» WRITTEN TASK: Your task is to repeat all of the material exactly.

------------------------------

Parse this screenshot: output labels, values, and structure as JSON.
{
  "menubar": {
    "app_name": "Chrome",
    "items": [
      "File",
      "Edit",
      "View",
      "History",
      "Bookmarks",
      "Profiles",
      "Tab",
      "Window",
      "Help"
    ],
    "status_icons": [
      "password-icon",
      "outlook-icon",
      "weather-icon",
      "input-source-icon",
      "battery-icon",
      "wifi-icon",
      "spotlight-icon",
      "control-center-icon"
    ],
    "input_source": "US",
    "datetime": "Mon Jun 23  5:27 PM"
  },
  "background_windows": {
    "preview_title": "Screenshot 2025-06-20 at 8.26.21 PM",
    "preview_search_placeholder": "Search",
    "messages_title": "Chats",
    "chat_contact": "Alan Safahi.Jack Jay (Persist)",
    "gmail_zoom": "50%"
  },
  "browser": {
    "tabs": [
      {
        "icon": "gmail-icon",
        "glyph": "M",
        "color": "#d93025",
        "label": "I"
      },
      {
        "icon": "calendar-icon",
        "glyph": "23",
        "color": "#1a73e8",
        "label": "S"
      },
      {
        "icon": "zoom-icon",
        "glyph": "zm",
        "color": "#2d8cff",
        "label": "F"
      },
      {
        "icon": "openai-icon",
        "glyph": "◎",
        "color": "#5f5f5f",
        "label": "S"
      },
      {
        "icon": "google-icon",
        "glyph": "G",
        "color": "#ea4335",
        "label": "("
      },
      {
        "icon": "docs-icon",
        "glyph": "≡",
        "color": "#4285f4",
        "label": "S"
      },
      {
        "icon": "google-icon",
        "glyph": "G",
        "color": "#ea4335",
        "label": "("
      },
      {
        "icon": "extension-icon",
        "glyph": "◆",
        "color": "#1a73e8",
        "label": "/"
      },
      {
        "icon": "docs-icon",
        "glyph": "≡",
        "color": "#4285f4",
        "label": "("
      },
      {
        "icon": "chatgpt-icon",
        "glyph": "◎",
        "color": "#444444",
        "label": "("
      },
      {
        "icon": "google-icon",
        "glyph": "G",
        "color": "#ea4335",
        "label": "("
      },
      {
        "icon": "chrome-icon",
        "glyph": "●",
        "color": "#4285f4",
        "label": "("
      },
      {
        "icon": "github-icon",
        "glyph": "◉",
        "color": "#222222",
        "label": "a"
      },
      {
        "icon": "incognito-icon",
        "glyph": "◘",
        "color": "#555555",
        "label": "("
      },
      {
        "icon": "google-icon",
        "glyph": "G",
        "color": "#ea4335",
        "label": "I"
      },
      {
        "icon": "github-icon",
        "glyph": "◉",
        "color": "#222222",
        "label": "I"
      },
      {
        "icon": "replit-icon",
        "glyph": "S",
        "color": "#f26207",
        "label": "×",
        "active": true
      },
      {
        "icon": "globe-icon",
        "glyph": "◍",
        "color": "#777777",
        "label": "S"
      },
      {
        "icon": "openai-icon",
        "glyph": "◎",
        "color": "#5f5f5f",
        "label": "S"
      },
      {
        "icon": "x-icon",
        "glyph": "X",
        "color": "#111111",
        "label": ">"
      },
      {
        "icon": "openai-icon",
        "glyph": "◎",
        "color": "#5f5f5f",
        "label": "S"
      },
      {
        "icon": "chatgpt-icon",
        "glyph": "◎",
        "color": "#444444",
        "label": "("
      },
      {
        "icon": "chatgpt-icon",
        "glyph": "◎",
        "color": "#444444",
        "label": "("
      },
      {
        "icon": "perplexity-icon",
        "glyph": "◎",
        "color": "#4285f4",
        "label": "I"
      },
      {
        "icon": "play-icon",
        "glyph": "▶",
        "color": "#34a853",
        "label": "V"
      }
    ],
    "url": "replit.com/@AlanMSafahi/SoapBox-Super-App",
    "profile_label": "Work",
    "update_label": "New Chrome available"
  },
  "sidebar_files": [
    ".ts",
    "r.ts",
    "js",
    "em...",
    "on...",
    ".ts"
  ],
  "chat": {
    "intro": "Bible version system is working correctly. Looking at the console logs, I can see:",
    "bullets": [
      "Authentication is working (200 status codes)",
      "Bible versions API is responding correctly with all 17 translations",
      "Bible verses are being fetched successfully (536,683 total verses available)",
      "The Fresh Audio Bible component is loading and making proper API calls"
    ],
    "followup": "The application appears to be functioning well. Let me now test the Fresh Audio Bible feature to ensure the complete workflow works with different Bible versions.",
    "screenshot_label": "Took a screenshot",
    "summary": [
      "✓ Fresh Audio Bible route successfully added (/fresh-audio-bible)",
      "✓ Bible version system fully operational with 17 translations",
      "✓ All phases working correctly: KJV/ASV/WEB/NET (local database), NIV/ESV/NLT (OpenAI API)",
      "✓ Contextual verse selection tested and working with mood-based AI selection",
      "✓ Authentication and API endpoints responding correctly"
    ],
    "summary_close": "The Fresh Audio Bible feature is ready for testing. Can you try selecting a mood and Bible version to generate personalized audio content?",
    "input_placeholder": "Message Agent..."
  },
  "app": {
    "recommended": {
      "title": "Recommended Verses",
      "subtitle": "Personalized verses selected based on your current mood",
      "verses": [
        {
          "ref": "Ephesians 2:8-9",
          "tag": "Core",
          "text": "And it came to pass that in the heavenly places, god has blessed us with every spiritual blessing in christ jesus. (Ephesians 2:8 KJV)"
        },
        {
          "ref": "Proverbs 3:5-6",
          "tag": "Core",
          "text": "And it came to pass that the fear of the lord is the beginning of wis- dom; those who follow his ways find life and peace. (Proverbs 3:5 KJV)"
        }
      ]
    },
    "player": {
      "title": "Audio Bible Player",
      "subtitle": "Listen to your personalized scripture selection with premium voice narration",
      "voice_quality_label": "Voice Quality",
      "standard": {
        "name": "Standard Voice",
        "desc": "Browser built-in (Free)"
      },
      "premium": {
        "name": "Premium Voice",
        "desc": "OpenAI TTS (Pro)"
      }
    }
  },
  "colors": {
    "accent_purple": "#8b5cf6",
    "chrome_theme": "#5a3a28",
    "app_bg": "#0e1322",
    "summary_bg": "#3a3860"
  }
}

------------------------------

» THE RESULT:
Parse this screenshot: output labels, values, and structure as JSON.
{
  "menubar": {
    "app_name": "Chrome",
    "items": [
      "File",
      "Edit",
      "View",
      "History",
      "Bookmarks",
      "Profiles",
      "Tab",
      "Window",
      "Help"
    ],
    "status_icons": [
      "password-icon",
      "outlook-icon",
      "weather-icon",
      "input-source-icon",
      "battery-icon",
      "wifi-icon",
      "spotlight-icon",
      "control-center-icon"
    ],
    "input_source": "US",
    "datetime": "Mon Jun 23  5:27 PM"
  },
  "background_windows": {
    "preview_title": "Screenshot 2025-06-20 at 8.26.21 PM",
    "preview_search_placeholder": "Search",
    "messages_title": "Chats",
    "chat_contact": "Alan Safahi.Jack Jay (Persist)",
    "gmail_zoom": "50%"
  },
  "browser": {
    "tabs": [
      {
        "icon": "gmail-icon",
        "glyph": "M",
        "color": "#d93025",
        "label": "I"
      },
      {
        "icon": "calendar-icon",
        "glyph": "23",
        "color": "#1a73e8",
        "label": "S"
      },
      {
        "icon": "zoom-icon",
        "glyph": "zm",
        "color": "#2d8cff",
        "label": "F"
      },
      {
        "icon": "openai-icon",
        "glyph": "◎",
        "color": "#5f5f5f",
        "label": "S"
      },
      {
        "icon": "google-icon",
        "glyph": "G",
        "color": "#ea4335",
        "label": "("
      },
      {
        "icon": "docs-icon",
        "glyph": "≡",
        "color": "#4285f4",
        "label": "S"
      },
      {
        "icon": "google-icon",
        "glyph": "G",
        "color": "#ea4335",
        "label": "("
      },
      {
        "icon": "extension-icon",
        "glyph": "◆",
        "color": "#1a73e8",
        "label": "/"
      },
      {
        "icon": "docs-icon",
        "glyph": "≡",
        "color": "#4285f4",
        "label": "("
      },
      {
        "icon": "chatgpt-icon",
        "glyph": "◎",
        "color": "#444444",
        "label": "("
      },
      {
        "icon": "google-icon",
        "glyph": "G",
        "color": "#ea4335",
        "label": "("
      },
      {
        "icon": "chrome-icon",
        "glyph": "●",
        "color": "#4285f4",
        "label": "("
      },
      {
        "icon": "github-icon",
        "glyph": "◉",
        "color": "#222222",
        "label": "a"
      },
      {
        "icon": "incognito-icon",
        "glyph": "◘",
        "color": "#555555",
        "label": "("
      },
      {
        "icon": "google-icon",
        "glyph": "G",
        "color": "#ea4335",
        "label": "I"
      },
      {
        "icon": "github-icon",
        "glyph": "◉",
        "color": "#222222",
        "label": "I"
      },
      {
        "icon": "replit-icon",
        "glyph": "S",
        "color": "#f26207",
        "label": "×",
        "active": true
      },
      {
        "icon": "globe-icon",
        "glyph": "◍",
        "color": "#777777",
        "label": "S"
      },
      {
        "icon": "openai-icon",
        "glyph": "◎",
        "color": "#5f5f5f",
        "label": "S"
      },
      {
        "icon": "x-icon",
        "glyph": "X",
        "color": "#111111",
        "label": ">"
      },
      {
        "icon": "openai-icon",
        "glyph": "◎",
        "color": "#5f5f5f",
        "label": "S"
      },
      {
        "icon": "chatgpt-icon",
        "glyph": "◎",
        "color": "#444444",
        "label": "("
      },
      {
        "icon": "chatgpt-icon",
        "glyph": "◎",
        "color": "#444444",
        "label": "("
      },
      {
        "icon": "perplexity-icon",
        "glyph": "◎",
        "color": "#4285f4",
        "label": "I"
      },
      {
        "icon": "play-icon",
        "glyph": "▶",
        "color": "#34a853",
        "label": "V"
      }
    ],
    "url": "replit.com/@AlanMSafahi/SoapBox-Super-App",
    "profile_label": "Work",
    "update_label": "New Chrome available"
  },
  "sidebar_files": [
    ".ts",
    "r.ts",
    "js",
    "em...",
    "on...",
    ".ts"
  ],
  "chat": {
    "intro": "Bible version system is working correctly. Looking at the console logs, I can see:",
    "bullets": [
      "Authentication is working (200 status codes)",
      "Bible versions API is responding correctly with all 17 translations",
      "Bible verses are being fetched successfully (536,683 total verses available)",
      "The Fresh Audio Bible component is loading and making proper API calls"
    ],
    "followup": "The application appears to be functioning well. Let me now test the Fresh Audio Bible feature to ensure the complete workflow works with different Bible versions.",
    "screenshot_label": "Took a screenshot",
    "summary": [
      "✓ Fresh Audio Bible route successfully added (/fresh-audio-bible)",
      "✓ Bible version system fully operational with 17 translations",
      "✓ All phases working correctly: KJV/ASV/WEB/NET (local database), NIV/ESV/NLT (OpenAI API)",
      "✓ Contextual verse selection tested and working with mood-based AI selection",
      "✓ Authentication and API endpoints responding correctly"
    ],
    "summary_close": "The Fresh Audio Bible feature is ready for testing. Can you try selecting a mood and Bible version to generate personalized audio content?",
    "input_placeholder": "Message Agent..."
  },
  "app": {
    "recommended": {
      "title": "Recommended Verses",
      "subtitle": "Personalized verses selected based on your current mood",
      "verses": [
        {
          "ref": "Ephesians 2:8-9",
          "tag": "Core",
          "text": "And it came to pass that in the heavenly places, god has blessed us with every spiritual blessing in christ jesus. (Ephesians 2:8 KJV)"
        },
        {
          "ref": "Proverbs 3:5-6",
          "tag": "Core",
          "text": "And it came to pass that the fear of the lord is the beginning of wis- dom; those who follow his ways find life and peace. (Proverbs 3:5 KJV)"
        }
      ]
    },
    "player": {
      "title": "Audio Bible Player",
      "subtitle": "Listen to your personalized scripture selection with premium voice narration",
      "voice_quality_label": "Voice Quality",
      "standard": {
        "name": "Standard Voice",
        "desc": "Browser built-in (Free)"
      },
      "premium": {
        "name": "Premium Voice",
        "desc": "OpenAI TTS (Pro)"
      }
    }
  },
  "colors": {
    "accent_purple": "#8b5cf6",
    "chrome_theme": "#5a3a28",
    "app_bg": "#0e1322",
    "summary_bg": "#3a3860"
  }
}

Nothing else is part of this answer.